## Exercise
Reproduce every entry exactly, without alteration.

(Saved data entries)
::::::::

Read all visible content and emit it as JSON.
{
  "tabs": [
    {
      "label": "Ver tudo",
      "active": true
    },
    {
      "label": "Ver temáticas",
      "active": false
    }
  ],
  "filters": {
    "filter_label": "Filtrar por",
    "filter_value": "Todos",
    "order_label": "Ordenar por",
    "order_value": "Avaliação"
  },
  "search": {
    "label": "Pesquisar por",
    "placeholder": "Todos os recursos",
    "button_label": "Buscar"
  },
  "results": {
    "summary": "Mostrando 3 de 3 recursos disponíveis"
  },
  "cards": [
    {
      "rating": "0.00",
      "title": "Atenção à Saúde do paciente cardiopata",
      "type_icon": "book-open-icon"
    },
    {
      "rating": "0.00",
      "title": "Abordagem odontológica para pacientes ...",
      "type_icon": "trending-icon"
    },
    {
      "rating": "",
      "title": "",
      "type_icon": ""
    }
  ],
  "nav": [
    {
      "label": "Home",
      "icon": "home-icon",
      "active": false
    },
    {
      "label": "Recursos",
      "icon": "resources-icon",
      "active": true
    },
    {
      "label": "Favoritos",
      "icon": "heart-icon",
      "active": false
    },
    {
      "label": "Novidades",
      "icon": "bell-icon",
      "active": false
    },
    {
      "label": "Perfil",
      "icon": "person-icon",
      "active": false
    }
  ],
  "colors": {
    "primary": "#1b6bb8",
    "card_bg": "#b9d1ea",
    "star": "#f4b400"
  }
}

::::::::

## Answer
Read all visible content and emit it as JSON.
{
  "tabs": [
    {
      "label": "Ver tudo",
      "active": true
    },
    {
      "label": "Ver temáticas",
      "active": false
    }
  ],
  "filters": {
    "filter_label": "Filtrar por",
    "filter_value": "Todos",
    "order_label": "Ordenar por",
    "order_value": "Avaliação"
  },
  "search": {
    "label": "Pesquisar por",
    "placeholder": "Todos os recursos",
    "button_label": "Buscar"
  },
  "results": {
    "summary": "Mostrando 3 de 3 recursos disponíveis"
  },
  "cards": [
    {
      "rating": "0.00",
      "title": "Atenção à Saúde do paciente cardiopata",
      "type_icon": "book-open-icon"
    },
    {
      "rating": "0.00",
      "title": "Abordagem odontológica para pacientes ...",
      "type_icon": "trending-icon"
    },
    {
      "rating": "",
      "title": "",
      "type_icon": ""
    }
  ],
  "nav": [
    {
      "label": "Home",
      "icon": "home-icon",
      "active": false
    },
    {
      "label": "Recursos",
      "icon": "resources-icon",
      "active": true
    },
    {
      "label": "Favoritos",
      "icon": "heart-icon",
      "active": false
    },
    {
      "label": "Novidades",
      "icon": "bell-icon",
      "active": false
    },
    {
      "label": "Perfil",
      "icon": "person-icon",
      "active": false
    }
  ],
  "colors": {
    "primary": "#1b6bb8",
    "card_bg": "#b9d1ea",
    "star": "#f4b400"
  }
}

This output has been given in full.